AIM:
Whenever a line contains the string "lcomino", copy it out of the entries.

RECORDS FOR THE EXERCISE:
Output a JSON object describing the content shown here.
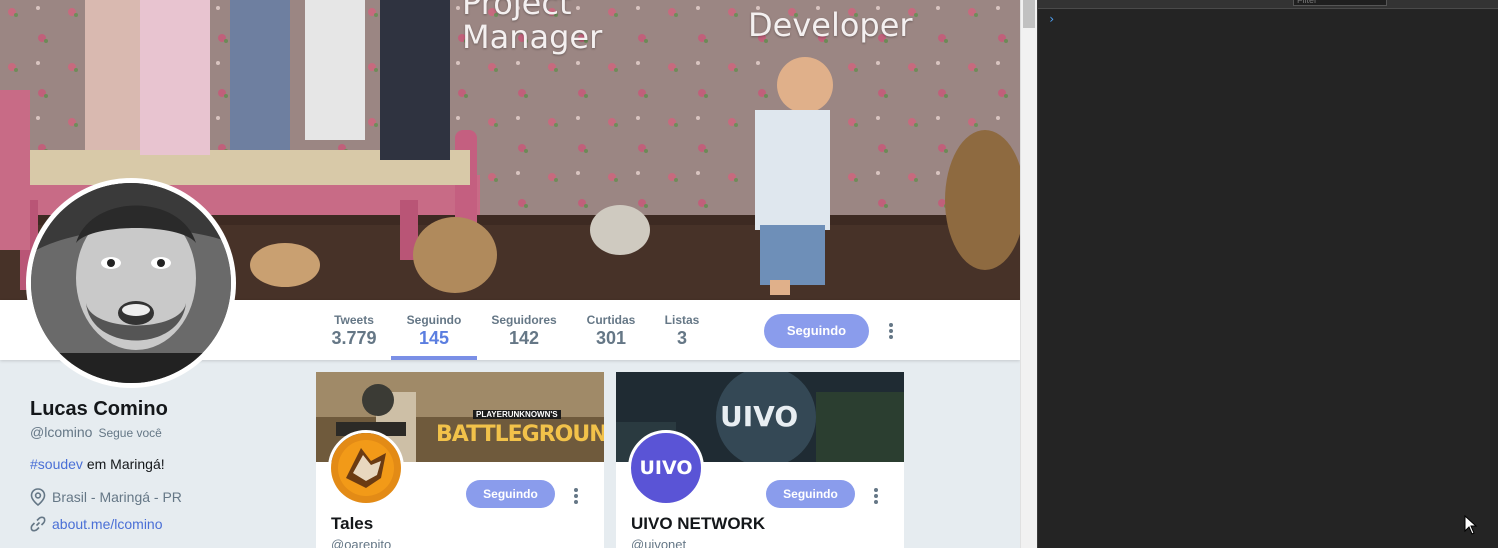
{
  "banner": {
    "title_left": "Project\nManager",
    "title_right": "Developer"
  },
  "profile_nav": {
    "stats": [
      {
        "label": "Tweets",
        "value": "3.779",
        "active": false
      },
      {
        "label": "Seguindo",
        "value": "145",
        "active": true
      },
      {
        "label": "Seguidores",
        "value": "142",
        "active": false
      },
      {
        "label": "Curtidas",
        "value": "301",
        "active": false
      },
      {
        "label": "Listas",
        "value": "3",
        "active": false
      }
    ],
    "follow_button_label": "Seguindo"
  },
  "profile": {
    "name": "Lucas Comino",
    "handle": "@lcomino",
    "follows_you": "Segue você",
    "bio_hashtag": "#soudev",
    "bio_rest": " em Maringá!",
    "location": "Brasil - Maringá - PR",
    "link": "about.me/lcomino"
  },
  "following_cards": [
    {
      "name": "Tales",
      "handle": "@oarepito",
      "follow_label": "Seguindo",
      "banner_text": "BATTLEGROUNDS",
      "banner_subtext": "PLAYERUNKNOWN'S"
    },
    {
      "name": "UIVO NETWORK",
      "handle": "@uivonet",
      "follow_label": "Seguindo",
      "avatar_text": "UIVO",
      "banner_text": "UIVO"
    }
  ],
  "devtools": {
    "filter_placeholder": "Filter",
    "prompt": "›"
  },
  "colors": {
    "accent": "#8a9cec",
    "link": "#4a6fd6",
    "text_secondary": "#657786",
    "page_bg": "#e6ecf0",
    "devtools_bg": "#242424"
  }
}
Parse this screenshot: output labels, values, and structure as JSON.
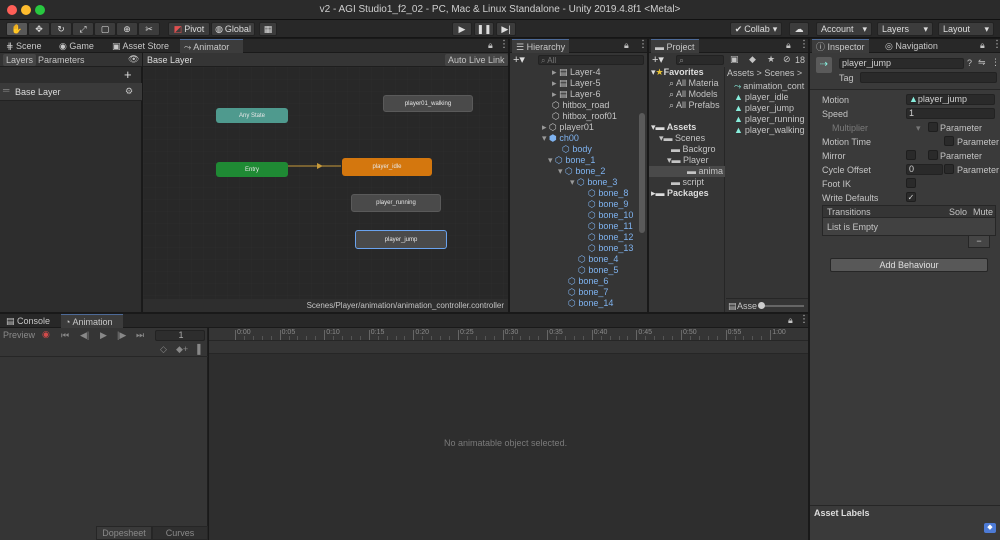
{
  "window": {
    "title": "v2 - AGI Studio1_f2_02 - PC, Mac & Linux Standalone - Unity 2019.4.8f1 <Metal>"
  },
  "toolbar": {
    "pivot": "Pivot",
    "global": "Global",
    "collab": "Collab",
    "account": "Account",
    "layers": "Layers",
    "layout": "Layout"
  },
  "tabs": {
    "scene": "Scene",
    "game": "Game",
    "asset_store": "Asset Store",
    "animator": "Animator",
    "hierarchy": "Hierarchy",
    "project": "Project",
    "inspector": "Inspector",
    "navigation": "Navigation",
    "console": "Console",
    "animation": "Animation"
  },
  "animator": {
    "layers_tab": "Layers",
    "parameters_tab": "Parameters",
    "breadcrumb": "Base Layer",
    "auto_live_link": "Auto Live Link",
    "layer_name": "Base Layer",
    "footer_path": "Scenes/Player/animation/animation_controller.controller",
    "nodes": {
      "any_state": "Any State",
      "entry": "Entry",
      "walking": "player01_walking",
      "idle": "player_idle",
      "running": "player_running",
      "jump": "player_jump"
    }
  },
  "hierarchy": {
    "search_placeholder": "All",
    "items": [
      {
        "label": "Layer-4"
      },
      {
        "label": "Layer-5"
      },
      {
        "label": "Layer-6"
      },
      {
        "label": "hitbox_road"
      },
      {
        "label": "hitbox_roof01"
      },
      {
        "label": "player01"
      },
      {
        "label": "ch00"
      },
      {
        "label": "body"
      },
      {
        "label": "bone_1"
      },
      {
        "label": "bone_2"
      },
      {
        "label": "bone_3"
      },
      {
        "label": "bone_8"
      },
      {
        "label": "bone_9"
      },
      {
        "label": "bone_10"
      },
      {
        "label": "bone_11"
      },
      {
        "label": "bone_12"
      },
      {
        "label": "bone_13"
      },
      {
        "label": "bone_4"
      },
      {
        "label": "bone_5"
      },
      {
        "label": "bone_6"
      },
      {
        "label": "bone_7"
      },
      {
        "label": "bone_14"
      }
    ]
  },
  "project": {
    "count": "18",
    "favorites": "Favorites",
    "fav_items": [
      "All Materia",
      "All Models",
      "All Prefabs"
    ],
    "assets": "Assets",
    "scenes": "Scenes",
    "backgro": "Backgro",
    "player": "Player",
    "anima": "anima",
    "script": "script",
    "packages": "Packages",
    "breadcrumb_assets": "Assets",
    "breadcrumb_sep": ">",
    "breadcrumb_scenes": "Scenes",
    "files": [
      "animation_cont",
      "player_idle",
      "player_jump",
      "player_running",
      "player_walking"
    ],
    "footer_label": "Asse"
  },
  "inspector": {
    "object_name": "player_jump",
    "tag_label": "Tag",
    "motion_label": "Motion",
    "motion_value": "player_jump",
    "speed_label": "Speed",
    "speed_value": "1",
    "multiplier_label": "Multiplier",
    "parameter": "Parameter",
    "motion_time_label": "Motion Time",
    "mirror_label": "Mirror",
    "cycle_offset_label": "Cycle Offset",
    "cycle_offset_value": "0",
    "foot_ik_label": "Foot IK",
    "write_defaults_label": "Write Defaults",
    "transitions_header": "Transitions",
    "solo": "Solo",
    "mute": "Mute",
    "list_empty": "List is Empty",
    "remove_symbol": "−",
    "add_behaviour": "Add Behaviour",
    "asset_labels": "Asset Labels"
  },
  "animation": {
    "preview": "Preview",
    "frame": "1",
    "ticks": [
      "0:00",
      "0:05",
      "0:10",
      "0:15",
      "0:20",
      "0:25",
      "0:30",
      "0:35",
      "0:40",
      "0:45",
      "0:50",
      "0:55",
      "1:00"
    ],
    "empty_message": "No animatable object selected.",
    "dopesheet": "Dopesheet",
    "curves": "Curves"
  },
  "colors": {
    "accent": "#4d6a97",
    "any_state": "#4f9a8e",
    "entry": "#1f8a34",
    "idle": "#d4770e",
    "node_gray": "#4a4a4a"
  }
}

RESPONSE BELOW:
    "handle": "@lcomino",
    "link": "about.me/lcomino"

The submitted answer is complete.